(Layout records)
====================
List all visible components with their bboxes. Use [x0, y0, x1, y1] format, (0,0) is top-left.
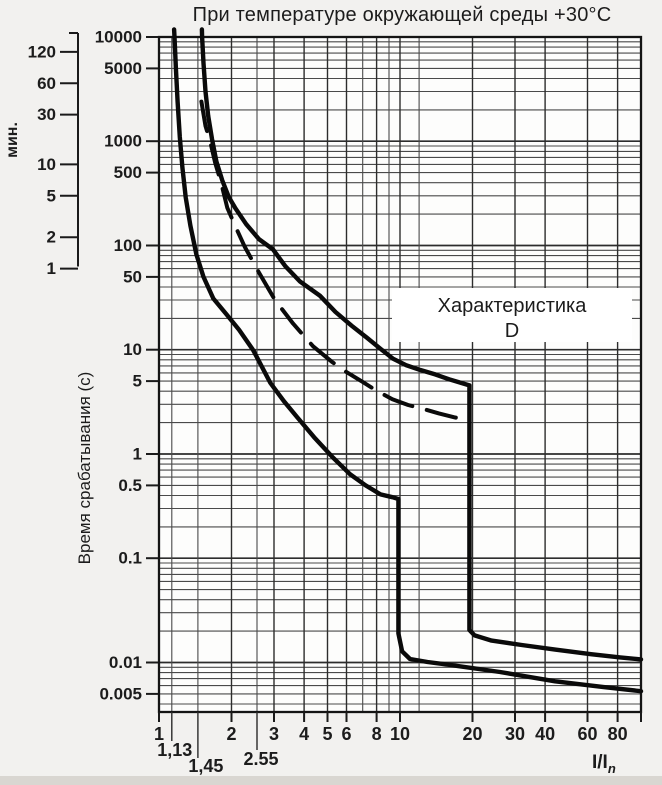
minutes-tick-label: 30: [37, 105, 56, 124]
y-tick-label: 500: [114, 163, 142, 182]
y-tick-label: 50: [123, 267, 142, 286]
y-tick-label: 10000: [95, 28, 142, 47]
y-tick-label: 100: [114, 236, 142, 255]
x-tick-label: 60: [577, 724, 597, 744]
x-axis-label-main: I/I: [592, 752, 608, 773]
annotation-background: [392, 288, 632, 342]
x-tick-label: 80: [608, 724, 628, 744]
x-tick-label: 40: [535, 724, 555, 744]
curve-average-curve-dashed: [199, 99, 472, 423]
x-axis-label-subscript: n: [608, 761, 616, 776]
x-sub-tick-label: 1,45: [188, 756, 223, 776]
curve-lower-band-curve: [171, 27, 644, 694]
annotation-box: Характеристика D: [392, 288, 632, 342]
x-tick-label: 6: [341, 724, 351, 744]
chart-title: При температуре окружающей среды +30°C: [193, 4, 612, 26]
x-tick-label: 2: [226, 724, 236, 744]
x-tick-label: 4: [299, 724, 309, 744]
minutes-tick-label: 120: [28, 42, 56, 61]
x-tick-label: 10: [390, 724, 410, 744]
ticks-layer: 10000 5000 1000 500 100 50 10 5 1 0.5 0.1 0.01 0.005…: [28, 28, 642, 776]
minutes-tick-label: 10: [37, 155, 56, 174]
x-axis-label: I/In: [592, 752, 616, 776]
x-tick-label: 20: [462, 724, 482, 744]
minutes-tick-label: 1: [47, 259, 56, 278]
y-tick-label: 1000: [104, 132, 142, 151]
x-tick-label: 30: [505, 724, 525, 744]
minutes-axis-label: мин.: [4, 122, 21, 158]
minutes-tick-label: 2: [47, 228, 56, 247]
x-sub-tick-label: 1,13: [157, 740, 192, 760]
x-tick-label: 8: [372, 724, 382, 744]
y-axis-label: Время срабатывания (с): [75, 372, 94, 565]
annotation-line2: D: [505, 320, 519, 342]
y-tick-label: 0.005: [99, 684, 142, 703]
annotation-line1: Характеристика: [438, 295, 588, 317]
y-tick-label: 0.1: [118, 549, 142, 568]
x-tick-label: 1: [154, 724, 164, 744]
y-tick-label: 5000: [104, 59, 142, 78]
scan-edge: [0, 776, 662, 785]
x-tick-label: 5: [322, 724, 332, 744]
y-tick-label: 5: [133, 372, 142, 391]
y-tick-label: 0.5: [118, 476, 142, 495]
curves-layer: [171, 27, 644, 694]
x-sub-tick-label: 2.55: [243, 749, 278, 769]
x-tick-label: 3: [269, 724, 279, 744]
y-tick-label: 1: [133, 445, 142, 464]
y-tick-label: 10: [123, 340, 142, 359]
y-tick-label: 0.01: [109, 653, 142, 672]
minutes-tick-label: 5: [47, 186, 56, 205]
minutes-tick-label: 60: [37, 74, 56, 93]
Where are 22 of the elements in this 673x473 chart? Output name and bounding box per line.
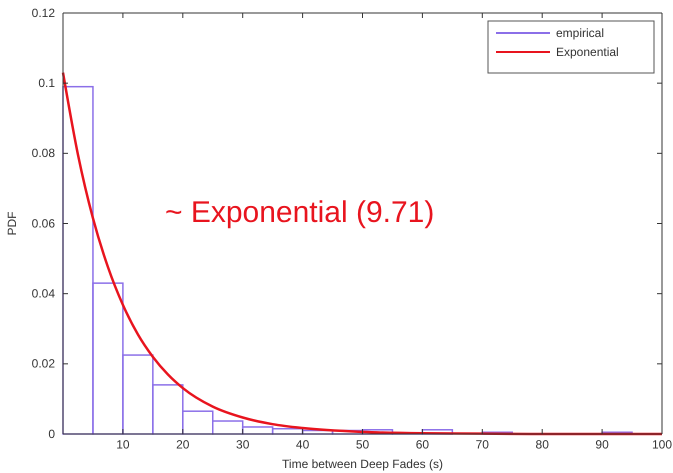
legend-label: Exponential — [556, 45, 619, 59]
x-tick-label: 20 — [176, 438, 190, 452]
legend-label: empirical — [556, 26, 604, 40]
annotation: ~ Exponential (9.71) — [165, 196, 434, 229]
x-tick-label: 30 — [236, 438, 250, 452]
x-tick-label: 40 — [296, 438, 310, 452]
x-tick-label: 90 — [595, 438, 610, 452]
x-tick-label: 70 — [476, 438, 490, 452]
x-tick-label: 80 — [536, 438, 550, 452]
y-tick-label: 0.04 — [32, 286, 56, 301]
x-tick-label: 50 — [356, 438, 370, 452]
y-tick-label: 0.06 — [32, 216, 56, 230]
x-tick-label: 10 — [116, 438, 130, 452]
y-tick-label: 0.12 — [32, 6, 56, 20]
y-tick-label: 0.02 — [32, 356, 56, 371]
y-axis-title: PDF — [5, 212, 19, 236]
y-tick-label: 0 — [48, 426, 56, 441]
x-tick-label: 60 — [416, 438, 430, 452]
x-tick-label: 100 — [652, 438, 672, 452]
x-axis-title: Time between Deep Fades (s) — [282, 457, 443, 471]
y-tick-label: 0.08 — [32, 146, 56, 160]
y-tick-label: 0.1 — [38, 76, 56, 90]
====================
What the task requires = Switch every "x-tick-label" in the records to "x-axis-tick", leave all other text unchanged, and write the records out again without the pictures.

Output =
List all visible components with their bboxes. Use [x0, y0, x1, y1] format, (0,0) is top-left.
minutes-tick-label: 30: [37, 105, 56, 124]
y-tick-label: 500: [114, 163, 142, 182]
y-tick-label: 50: [123, 267, 142, 286]
y-tick-label: 10000: [95, 28, 142, 47]
y-tick-label: 100: [114, 236, 142, 255]
x-axis-tick: 60: [577, 724, 597, 744]
x-axis-label-main: I/I: [592, 752, 608, 773]
annotation-background: [392, 288, 632, 342]
x-axis-tick: 80: [608, 724, 628, 744]
x-axis-tick: 40: [535, 724, 555, 744]
curve-average-curve-dashed: [199, 99, 472, 423]
x-axis-label-subscript: n: [608, 761, 616, 776]
x-sub-tick-label: 1,45: [188, 756, 223, 776]
curve-lower-band-curve: [171, 27, 644, 694]
annotation-box: Характеристика D: [392, 288, 632, 342]
x-axis-tick: 6: [341, 724, 351, 744]
chart-title: При температуре окружающей среды +30°C: [193, 4, 612, 26]
x-axis-tick: 2: [226, 724, 236, 744]
x-axis-tick: 4: [299, 724, 309, 744]
minutes-tick-label: 120: [28, 42, 56, 61]
x-axis-tick: 10: [390, 724, 410, 744]
ticks-layer: 10000 5000 1000 500 100 50 10 5 1 0.5 0.1 0.01 0.005…: [28, 28, 642, 776]
minutes-tick-label: 10: [37, 155, 56, 174]
x-axis-label: I/In: [592, 752, 616, 776]
x-axis-tick: 20: [462, 724, 482, 744]
minutes-tick-label: 1: [47, 259, 56, 278]
y-tick-label: 1000: [104, 132, 142, 151]
x-axis-tick: 30: [505, 724, 525, 744]
minutes-axis-label: мин.: [4, 122, 21, 158]
minutes-tick-label: 2: [47, 228, 56, 247]
x-sub-tick-label: 1,13: [157, 740, 192, 760]
x-axis-tick: 8: [372, 724, 382, 744]
y-axis-label: Время срабатывания (с): [75, 372, 94, 565]
annotation-line2: D: [505, 320, 519, 342]
y-tick-label: 0.005: [99, 684, 142, 703]
annotation-line1: Характеристика: [438, 295, 588, 317]
y-tick-label: 0.1: [118, 549, 142, 568]
x-axis-tick: 1: [154, 724, 164, 744]
y-tick-label: 5000: [104, 59, 142, 78]
scan-edge: [0, 776, 662, 785]
x-axis-tick: 5: [322, 724, 332, 744]
y-tick-label: 5: [133, 372, 142, 391]
y-tick-label: 0.5: [118, 476, 142, 495]
curves-layer: [171, 27, 644, 694]
x-sub-tick-label: 2.55: [243, 749, 278, 769]
x-axis-tick: 3: [269, 724, 279, 744]
y-tick-label: 1: [133, 445, 142, 464]
y-tick-label: 10: [123, 340, 142, 359]
y-tick-label: 0.01: [109, 653, 142, 672]
minutes-tick-label: 5: [47, 186, 56, 205]
minutes-tick-label: 60: [37, 74, 56, 93]
Where are 22 of the elements in this 673x473 chart? Output name and bounding box per line.
legend-label: Exponential — [556, 45, 619, 59]
x-axis-tick: 20 — [176, 438, 190, 452]
legend-label: empirical — [556, 26, 604, 40]
annotation: ~ Exponential (9.71) — [165, 196, 434, 229]
x-axis-tick: 30 — [236, 438, 250, 452]
x-axis-tick: 40 — [296, 438, 310, 452]
x-axis-tick: 90 — [595, 438, 610, 452]
x-axis-tick: 70 — [476, 438, 490, 452]
x-axis-tick: 80 — [536, 438, 550, 452]
y-tick-label: 0.04 — [32, 286, 56, 301]
x-axis-tick: 50 — [356, 438, 370, 452]
y-tick-label: 0.06 — [32, 216, 56, 230]
x-axis-tick: 10 — [116, 438, 130, 452]
y-tick-label: 0.12 — [32, 6, 56, 20]
y-tick-label: 0.02 — [32, 356, 56, 371]
y-axis-title: PDF — [5, 212, 19, 236]
y-tick-label: 0 — [48, 426, 56, 441]
x-axis-tick: 60 — [416, 438, 430, 452]
x-axis-tick: 100 — [652, 438, 672, 452]
x-axis-title: Time between Deep Fades (s) — [282, 457, 443, 471]
y-tick-label: 0.08 — [32, 146, 56, 160]
y-tick-label: 0.1 — [38, 76, 56, 90]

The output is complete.